(Your instructions): Filter the listing and keep only the lines with the word "natural".

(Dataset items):
================================

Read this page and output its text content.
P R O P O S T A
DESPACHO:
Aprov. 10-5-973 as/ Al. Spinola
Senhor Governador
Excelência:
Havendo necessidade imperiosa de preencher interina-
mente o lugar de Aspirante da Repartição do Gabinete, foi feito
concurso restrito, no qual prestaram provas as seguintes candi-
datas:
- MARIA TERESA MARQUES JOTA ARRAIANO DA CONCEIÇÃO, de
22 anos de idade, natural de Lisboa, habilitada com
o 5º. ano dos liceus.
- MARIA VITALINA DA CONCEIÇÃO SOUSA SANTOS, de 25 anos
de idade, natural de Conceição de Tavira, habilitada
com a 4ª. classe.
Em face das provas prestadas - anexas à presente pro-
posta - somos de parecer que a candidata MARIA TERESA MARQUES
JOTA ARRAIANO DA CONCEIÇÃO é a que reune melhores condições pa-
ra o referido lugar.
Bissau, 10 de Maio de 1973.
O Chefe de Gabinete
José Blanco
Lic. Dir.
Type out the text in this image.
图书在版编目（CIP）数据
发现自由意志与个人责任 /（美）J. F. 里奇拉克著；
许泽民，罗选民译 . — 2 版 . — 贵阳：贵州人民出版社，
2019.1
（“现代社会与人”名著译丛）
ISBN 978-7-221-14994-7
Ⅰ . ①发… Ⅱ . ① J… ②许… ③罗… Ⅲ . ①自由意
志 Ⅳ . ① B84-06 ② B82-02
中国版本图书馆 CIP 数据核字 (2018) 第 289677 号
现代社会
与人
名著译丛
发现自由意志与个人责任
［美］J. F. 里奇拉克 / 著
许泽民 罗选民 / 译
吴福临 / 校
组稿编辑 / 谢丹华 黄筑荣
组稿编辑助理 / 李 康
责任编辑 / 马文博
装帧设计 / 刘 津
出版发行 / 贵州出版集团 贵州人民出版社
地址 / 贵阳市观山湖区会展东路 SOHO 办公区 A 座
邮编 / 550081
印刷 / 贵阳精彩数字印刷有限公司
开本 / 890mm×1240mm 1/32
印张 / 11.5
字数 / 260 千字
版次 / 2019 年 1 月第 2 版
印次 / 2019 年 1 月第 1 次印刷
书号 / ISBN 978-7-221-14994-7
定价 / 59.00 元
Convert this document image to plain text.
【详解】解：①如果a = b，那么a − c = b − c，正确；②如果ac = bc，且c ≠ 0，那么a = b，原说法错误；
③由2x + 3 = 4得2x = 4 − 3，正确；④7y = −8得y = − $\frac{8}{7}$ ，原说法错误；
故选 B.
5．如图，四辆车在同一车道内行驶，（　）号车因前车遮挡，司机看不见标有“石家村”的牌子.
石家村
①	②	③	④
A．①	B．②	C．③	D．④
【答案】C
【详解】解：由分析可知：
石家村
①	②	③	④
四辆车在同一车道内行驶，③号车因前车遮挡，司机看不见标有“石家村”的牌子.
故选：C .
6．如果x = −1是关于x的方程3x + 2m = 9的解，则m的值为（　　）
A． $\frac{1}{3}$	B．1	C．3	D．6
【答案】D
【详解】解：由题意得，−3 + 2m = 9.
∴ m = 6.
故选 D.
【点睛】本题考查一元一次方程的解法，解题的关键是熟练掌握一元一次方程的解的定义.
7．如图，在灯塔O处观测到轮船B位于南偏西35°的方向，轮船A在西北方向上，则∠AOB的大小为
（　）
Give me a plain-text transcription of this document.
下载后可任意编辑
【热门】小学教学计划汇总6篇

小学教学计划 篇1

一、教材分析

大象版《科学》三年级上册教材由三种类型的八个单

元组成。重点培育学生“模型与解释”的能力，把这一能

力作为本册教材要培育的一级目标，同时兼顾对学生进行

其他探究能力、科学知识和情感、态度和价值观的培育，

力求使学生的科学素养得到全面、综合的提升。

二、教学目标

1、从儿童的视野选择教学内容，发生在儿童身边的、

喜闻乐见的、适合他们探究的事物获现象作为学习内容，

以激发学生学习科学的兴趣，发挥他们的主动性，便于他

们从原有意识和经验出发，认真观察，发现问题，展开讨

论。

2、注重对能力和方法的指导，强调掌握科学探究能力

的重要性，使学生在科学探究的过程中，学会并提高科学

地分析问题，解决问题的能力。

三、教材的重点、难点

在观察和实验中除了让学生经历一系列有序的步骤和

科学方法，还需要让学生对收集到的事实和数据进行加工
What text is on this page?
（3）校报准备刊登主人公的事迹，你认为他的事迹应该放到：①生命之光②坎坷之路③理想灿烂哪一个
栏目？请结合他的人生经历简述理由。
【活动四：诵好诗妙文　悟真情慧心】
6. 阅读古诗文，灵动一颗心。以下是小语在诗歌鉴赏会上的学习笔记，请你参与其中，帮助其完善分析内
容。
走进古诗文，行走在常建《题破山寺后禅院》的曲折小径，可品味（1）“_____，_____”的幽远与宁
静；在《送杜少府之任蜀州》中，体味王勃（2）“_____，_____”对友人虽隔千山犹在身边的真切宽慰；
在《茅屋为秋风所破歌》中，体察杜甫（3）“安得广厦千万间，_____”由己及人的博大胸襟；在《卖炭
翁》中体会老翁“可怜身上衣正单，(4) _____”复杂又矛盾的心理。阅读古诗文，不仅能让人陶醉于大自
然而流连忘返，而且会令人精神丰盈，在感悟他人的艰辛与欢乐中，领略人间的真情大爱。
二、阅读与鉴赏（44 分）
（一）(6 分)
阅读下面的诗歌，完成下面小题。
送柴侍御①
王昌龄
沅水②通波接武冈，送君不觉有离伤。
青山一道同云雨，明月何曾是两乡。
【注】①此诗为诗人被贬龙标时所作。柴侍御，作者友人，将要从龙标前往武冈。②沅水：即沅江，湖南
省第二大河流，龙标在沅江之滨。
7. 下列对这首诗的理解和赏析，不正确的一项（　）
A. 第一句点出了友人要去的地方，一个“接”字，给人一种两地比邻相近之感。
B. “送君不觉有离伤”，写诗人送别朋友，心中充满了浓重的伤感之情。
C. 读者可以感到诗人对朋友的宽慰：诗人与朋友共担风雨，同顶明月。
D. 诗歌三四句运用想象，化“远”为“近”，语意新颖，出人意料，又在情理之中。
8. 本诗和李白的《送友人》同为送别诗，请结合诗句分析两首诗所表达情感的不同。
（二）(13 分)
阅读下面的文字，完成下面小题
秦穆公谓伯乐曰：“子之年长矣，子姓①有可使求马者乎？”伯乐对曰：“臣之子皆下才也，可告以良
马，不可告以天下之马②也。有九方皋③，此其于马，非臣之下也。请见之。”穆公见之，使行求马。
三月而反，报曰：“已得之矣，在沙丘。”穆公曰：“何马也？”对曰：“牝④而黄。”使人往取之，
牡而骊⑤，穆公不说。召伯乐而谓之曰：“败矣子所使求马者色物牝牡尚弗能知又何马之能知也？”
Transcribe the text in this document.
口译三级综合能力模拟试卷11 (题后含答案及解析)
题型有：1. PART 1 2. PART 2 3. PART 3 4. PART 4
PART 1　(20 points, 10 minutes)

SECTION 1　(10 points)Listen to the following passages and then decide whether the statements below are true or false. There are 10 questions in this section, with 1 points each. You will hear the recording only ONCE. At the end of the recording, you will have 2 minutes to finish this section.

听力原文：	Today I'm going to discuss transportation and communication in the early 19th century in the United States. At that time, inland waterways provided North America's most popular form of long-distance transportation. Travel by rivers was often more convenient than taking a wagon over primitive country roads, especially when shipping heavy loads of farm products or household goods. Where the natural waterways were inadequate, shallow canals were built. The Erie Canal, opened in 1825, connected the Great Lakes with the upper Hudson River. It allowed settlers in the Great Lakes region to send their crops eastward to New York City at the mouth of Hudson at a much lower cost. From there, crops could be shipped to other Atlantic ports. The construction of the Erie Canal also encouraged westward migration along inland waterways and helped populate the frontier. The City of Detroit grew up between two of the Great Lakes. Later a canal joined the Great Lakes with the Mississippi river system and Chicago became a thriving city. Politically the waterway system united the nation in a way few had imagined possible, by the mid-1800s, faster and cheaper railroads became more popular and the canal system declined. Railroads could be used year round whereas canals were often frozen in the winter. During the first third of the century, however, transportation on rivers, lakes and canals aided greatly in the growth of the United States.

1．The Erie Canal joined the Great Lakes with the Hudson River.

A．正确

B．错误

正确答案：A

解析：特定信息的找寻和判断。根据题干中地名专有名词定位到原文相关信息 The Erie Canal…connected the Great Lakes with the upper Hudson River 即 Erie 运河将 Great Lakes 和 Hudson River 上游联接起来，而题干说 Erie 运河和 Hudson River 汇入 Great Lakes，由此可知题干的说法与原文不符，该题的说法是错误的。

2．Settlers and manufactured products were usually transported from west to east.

================================

(Correct output):
22 anos de idade, natural de Lisboa, habilitada com
de idade, natural de Conceição de Tavira, habilitada
听力原文：	Today I'm going to discuss transportation and communication in the early 19th century in the United States. At that time, inland waterways provided North America's most popular form of long-distance transportation. Travel by rivers was often more convenient than taking a wagon over primitive country roads, especially when shipping heavy loads of farm products or household goods. Where the natural waterways were inadequate, shallow canals were built. The Erie Canal, opened in 1825, connected the Great Lakes with the upper Hudson River. It allowed settlers in the Great Lakes region to send their crops eastward to New York City at the mouth of Hudson at a much lower cost. From there, crops could be shipped to other Atlantic ports. The construction of the Erie Canal also encouraged westward migration along inland waterways and helped populate the frontier. The City of Detroit grew up between two of the Great Lakes. Later a canal joined the Great Lakes with the Mississippi river system and Chicago became a thriving city. Politically the waterway system united the nation in a way few had imagined possible, by the mid-1800s, faster and cheaper railroads became more popular and the canal system declined. Railroads could be used year round whereas canals were often frozen in the winter. During the first third of the century, however, transportation on rivers, lakes and canals aided greatly in the growth of the United States.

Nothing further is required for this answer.